In your copy, repeat the records exactly and leave out the pictures.
[LISTED RECORDS start]
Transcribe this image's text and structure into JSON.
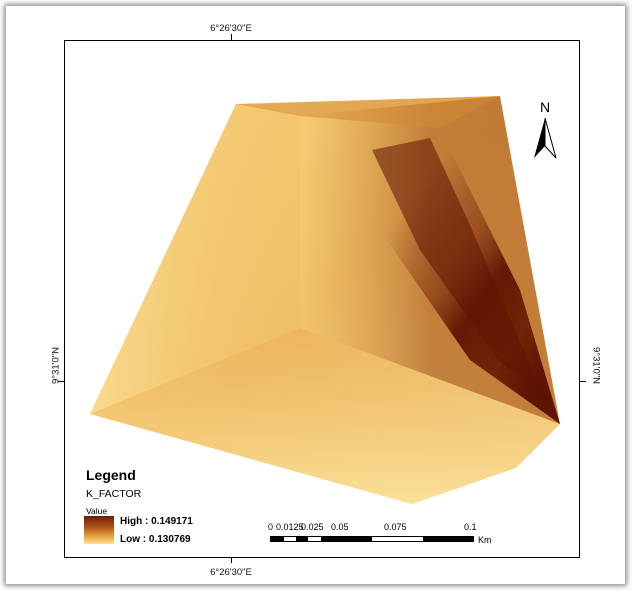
{
  "map": {
    "coords": {
      "top": "6°26'30\"E",
      "bottom": "6°26'30\"E",
      "left": "9°31'0\"N",
      "right": "9°31'0\"N"
    },
    "north_label": "N",
    "colors": {
      "high": "#5e1403",
      "mid": "#c9761f",
      "low": "#fce39a",
      "frame": "#000000"
    }
  },
  "legend": {
    "title": "Legend",
    "layer": "K_FACTOR",
    "value_heading": "Value",
    "high_label": "High : 0.149171",
    "low_label": "Low : 0.130769"
  },
  "scale_bar": {
    "labels": [
      "0",
      "0.0125",
      "0.025",
      "0.05",
      "0.075",
      "0.1"
    ],
    "unit": "Km"
  }
}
[LISTED RECORDS end]
SOLUTION FOR THIS PROBLEM
Transcribe this image's text and structure into JSON.
{
  "map": {
    "coords": {
      "top": "6°26'30\"E",
      "bottom": "6°26'30\"E",
      "left": "9°31'0\"N",
      "right": "9°31'0\"N"
    },
    "north_label": "N",
    "colors": {
      "high": "#5e1403",
      "mid": "#c9761f",
      "low": "#fce39a",
      "frame": "#000000"
    }
  },
  "legend": {
    "title": "Legend",
    "layer": "K_FACTOR",
    "value_heading": "Value",
    "high_label": "High : 0.149171",
    "low_label": "Low : 0.130769"
  },
  "scale_bar": {
    "labels": [
      "0",
      "0.0125",
      "0.025",
      "0.05",
      "0.075",
      "0.1"
    ],
    "unit": "Km"
  }
}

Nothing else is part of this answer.